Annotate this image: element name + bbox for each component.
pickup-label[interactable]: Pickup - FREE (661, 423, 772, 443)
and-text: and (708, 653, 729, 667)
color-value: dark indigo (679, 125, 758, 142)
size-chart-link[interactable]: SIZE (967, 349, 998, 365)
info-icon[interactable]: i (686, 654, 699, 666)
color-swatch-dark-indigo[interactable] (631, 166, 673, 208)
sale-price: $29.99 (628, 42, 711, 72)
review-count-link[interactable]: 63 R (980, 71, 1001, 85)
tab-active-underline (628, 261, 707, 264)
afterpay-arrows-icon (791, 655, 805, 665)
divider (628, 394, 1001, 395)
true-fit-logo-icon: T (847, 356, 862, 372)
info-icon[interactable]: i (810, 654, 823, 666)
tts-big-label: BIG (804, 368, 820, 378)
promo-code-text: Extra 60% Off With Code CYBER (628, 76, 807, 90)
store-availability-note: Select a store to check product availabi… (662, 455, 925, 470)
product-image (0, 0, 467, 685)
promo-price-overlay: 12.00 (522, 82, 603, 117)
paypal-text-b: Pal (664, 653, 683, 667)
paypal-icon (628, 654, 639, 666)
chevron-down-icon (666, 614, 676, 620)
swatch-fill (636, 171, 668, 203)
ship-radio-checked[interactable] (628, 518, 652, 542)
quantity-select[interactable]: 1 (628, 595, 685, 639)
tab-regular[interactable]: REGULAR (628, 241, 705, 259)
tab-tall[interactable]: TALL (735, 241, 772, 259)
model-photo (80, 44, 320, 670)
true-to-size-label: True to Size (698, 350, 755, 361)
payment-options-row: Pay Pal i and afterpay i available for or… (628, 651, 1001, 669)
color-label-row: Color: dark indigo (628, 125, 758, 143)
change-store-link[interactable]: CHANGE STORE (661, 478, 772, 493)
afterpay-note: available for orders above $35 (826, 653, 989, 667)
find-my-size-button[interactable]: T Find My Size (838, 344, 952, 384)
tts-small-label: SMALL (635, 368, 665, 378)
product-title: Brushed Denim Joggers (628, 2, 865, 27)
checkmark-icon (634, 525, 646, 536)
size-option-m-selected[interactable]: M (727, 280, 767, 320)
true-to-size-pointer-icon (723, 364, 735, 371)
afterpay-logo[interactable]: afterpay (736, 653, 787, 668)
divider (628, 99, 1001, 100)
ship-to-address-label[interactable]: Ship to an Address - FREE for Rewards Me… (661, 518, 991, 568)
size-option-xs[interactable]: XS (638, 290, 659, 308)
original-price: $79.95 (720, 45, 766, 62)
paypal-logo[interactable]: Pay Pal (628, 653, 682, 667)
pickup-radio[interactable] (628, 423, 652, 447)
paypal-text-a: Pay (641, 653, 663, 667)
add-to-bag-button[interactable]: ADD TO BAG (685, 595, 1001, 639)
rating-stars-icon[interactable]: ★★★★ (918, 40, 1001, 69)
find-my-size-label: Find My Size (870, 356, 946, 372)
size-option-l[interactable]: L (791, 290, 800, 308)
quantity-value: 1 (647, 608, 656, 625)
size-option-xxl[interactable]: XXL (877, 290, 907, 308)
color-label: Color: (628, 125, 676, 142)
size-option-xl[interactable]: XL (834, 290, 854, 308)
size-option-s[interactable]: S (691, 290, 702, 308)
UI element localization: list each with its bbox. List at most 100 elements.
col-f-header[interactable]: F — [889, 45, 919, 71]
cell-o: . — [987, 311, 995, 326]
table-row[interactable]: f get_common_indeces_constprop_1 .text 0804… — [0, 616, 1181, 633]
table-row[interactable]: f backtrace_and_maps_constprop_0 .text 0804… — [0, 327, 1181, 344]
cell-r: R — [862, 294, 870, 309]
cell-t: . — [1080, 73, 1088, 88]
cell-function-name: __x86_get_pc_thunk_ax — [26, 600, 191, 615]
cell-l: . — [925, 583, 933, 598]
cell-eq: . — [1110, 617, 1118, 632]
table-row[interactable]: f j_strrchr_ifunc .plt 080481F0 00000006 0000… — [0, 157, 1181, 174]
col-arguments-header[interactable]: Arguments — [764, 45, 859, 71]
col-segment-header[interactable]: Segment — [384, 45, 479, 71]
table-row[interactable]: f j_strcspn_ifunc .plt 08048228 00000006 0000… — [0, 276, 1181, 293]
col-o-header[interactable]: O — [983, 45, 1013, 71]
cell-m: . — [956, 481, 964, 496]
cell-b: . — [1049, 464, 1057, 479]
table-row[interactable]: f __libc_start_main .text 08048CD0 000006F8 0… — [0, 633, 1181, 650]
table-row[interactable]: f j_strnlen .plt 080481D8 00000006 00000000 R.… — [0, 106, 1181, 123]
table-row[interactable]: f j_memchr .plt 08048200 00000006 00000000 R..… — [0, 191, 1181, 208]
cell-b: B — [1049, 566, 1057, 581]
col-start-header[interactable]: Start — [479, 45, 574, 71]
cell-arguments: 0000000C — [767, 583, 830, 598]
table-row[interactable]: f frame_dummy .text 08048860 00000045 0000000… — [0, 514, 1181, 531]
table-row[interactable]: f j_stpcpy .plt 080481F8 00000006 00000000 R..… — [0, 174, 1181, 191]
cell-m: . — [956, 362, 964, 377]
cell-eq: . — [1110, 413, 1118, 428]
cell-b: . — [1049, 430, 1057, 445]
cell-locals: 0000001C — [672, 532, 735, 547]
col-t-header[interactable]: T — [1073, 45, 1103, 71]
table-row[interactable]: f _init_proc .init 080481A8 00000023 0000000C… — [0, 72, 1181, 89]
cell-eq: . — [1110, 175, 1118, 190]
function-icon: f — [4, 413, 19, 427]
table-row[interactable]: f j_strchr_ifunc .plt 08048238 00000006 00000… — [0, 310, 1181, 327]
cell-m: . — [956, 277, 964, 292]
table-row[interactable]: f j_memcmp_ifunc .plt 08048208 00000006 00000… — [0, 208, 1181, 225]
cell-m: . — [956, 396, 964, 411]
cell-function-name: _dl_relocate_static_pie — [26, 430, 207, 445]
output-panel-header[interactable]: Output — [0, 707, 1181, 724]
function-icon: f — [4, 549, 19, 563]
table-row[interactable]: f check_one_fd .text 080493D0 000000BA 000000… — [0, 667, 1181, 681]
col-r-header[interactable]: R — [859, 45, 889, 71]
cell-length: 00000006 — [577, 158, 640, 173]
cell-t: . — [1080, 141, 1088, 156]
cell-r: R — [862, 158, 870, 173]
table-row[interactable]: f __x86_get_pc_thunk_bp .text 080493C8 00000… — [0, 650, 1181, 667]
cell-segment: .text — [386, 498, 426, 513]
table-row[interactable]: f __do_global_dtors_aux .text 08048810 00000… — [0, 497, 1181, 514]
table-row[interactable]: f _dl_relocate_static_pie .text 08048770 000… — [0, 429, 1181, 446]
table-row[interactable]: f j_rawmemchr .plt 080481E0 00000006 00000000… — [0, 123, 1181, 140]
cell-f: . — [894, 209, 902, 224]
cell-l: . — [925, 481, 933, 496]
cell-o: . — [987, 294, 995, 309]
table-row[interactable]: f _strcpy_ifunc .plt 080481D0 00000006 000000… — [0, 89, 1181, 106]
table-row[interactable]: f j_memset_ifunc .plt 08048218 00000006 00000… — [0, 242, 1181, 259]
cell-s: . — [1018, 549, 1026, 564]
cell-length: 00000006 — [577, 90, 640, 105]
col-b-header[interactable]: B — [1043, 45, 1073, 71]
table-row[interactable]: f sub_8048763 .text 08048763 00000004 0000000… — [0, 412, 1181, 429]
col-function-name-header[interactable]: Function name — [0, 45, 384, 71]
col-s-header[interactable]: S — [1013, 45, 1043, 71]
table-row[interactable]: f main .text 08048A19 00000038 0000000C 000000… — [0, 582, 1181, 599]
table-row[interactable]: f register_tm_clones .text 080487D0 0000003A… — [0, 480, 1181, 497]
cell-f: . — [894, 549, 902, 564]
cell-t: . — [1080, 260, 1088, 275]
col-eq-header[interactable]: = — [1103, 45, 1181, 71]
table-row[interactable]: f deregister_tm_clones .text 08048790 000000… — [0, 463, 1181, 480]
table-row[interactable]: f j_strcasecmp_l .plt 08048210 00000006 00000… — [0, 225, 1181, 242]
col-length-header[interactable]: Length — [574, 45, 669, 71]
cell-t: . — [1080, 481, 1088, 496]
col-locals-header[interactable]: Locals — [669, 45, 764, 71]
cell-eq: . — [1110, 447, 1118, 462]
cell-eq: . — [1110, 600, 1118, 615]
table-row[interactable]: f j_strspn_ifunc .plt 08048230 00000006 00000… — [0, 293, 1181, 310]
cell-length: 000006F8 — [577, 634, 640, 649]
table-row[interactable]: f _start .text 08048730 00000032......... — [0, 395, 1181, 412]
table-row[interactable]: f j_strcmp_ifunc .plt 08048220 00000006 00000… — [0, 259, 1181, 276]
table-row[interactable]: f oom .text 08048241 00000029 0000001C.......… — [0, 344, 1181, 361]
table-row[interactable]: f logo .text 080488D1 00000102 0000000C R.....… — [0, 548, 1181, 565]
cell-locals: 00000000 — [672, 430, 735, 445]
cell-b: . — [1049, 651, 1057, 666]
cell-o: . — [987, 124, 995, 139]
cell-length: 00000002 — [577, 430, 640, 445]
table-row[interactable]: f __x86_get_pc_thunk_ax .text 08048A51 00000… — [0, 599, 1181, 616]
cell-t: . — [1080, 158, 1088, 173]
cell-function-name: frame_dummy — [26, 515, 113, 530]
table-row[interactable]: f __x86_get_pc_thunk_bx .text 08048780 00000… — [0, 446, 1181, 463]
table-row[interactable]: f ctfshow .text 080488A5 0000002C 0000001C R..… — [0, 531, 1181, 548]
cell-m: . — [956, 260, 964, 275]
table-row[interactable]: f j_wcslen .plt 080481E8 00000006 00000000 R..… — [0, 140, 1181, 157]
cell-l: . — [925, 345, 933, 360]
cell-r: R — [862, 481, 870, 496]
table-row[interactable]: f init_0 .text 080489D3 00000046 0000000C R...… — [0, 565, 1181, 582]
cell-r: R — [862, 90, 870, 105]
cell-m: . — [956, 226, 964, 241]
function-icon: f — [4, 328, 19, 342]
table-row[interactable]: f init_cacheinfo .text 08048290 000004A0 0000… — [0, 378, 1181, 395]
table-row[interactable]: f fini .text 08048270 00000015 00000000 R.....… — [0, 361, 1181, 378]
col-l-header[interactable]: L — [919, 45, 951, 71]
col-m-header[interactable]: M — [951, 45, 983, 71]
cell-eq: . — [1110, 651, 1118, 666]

▶ [Opis ćwiczenia] Zwróć wszystkie wiersze powyższych rekordów, w których występuje ciąg znaków "ship".

▶ [Wynik ćwiczenia]
ship-radio-checked[interactable] (628, 518, 652, 542)
ship-to-address-label[interactable]: Ship to an Address - FREE for Rewards Me… (661, 518, 991, 568)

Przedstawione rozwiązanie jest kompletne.